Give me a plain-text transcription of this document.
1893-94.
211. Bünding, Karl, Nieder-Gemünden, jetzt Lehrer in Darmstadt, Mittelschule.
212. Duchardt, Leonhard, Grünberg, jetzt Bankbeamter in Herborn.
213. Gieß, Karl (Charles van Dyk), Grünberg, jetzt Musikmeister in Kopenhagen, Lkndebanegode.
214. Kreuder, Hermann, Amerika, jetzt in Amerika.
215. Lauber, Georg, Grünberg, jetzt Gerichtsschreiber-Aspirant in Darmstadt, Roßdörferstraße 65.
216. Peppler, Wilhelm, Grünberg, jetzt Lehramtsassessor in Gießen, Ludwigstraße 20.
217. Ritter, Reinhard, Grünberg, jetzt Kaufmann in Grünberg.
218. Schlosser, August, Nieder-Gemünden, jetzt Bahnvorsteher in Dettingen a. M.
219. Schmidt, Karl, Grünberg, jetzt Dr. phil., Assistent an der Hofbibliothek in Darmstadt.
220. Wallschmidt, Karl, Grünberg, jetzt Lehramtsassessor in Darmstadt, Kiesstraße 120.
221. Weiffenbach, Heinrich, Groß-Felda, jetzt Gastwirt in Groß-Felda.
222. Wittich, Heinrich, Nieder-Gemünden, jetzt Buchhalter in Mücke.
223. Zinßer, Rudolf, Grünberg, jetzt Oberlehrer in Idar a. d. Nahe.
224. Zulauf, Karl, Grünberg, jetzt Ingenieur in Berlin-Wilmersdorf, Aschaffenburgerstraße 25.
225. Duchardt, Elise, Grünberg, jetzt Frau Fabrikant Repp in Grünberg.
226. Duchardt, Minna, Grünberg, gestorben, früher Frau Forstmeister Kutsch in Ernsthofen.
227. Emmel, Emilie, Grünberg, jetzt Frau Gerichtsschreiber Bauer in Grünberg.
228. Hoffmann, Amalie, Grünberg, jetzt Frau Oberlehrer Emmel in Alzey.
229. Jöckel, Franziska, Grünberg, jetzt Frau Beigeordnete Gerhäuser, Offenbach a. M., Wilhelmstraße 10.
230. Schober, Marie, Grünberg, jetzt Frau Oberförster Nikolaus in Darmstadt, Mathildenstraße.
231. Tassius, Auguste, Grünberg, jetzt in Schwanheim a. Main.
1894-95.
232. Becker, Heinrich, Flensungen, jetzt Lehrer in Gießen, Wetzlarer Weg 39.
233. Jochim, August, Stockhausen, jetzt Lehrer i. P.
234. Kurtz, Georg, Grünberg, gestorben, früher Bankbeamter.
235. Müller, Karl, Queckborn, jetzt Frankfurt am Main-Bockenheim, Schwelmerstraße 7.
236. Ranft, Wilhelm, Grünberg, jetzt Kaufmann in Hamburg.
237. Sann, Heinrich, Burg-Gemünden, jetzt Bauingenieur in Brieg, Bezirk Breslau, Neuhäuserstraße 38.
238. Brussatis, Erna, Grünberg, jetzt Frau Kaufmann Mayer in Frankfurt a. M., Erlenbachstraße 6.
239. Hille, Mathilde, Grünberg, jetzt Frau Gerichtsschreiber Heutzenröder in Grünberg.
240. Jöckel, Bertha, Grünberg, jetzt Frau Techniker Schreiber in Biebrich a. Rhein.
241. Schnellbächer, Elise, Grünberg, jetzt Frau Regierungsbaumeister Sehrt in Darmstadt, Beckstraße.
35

[Challenge]
Would you restate each of the entries word for word?

[Task response]
Give me a plain-text transcription of this document.
1893-94.
211. Bünding, Karl, Nieder-Gemünden, jetzt Lehrer in Darmstadt, Mittelschule.
212. Duchardt, Leonhard, Grünberg, jetzt Bankbeamter in Herborn.
213. Gieß, Karl (Charles van Dyk), Grünberg, jetzt Musikmeister in Kopenhagen, Lkndebanegode.
214. Kreuder, Hermann, Amerika, jetzt in Amerika.
215. Lauber, Georg, Grünberg, jetzt Gerichtsschreiber-Aspirant in Darmstadt, Roßdörferstraße 65.
216. Peppler, Wilhelm, Grünberg, jetzt Lehramtsassessor in Gießen, Ludwigstraße 20.
217. Ritter, Reinhard, Grünberg, jetzt Kaufmann in Grünberg.
218. Schlosser, August, Nieder-Gemünden, jetzt Bahnvorsteher in Dettingen a. M.
219. Schmidt, Karl, Grünberg, jetzt Dr. phil., Assistent an der Hofbibliothek in Darmstadt.
220. Wallschmidt, Karl, Grünberg, jetzt Lehramtsassessor in Darmstadt, Kiesstraße 120.
221. Weiffenbach, Heinrich, Groß-Felda, jetzt Gastwirt in Groß-Felda.
222. Wittich, Heinrich, Nieder-Gemünden, jetzt Buchhalter in Mücke.
223. Zinßer, Rudolf, Grünberg, jetzt Oberlehrer in Idar a. d. Nahe.
224. Zulauf, Karl, Grünberg, jetzt Ingenieur in Berlin-Wilmersdorf, Aschaffenburgerstraße 25.
225. Duchardt, Elise, Grünberg, jetzt Frau Fabrikant Repp in Grünberg.
226. Duchardt, Minna, Grünberg, gestorben, früher Frau Forstmeister Kutsch in Ernsthofen.
227. Emmel, Emilie, Grünberg, jetzt Frau Gerichtsschreiber Bauer in Grünberg.
228. Hoffmann, Amalie, Grünberg, jetzt Frau Oberlehrer Emmel in Alzey.
229. Jöckel, Franziska, Grünberg, jetzt Frau Beigeordnete Gerhäuser, Offenbach a. M., Wilhelmstraße 10.
230. Schober, Marie, Grünberg, jetzt Frau Oberförster Nikolaus in Darmstadt, Mathildenstraße.
231. Tassius, Auguste, Grünberg, jetzt in Schwanheim a. Main.
1894-95.
232. Becker, Heinrich, Flensungen, jetzt Lehrer in Gießen, Wetzlarer Weg 39.
233. Jochim, August, Stockhausen, jetzt Lehrer i. P.
234. Kurtz, Georg, Grünberg, gestorben, früher Bankbeamter.
235. Müller, Karl, Queckborn, jetzt Frankfurt am Main-Bockenheim, Schwelmerstraße 7.
236. Ranft, Wilhelm, Grünberg, jetzt Kaufmann in Hamburg.
237. Sann, Heinrich, Burg-Gemünden, jetzt Bauingenieur in Brieg, Bezirk Breslau, Neuhäuserstraße 38.
238. Brussatis, Erna, Grünberg, jetzt Frau Kaufmann Mayer in Frankfurt a. M., Erlenbachstraße 6.
239. Hille, Mathilde, Grünberg, jetzt Frau Gerichtsschreiber Heutzenröder in Grünberg.
240. Jöckel, Bertha, Grünberg, jetzt Frau Techniker Schreiber in Biebrich a. Rhein.
241. Schnellbächer, Elise, Grünberg, jetzt Frau Regierungsbaumeister Sehrt in Darmstadt, Beckstraße.
35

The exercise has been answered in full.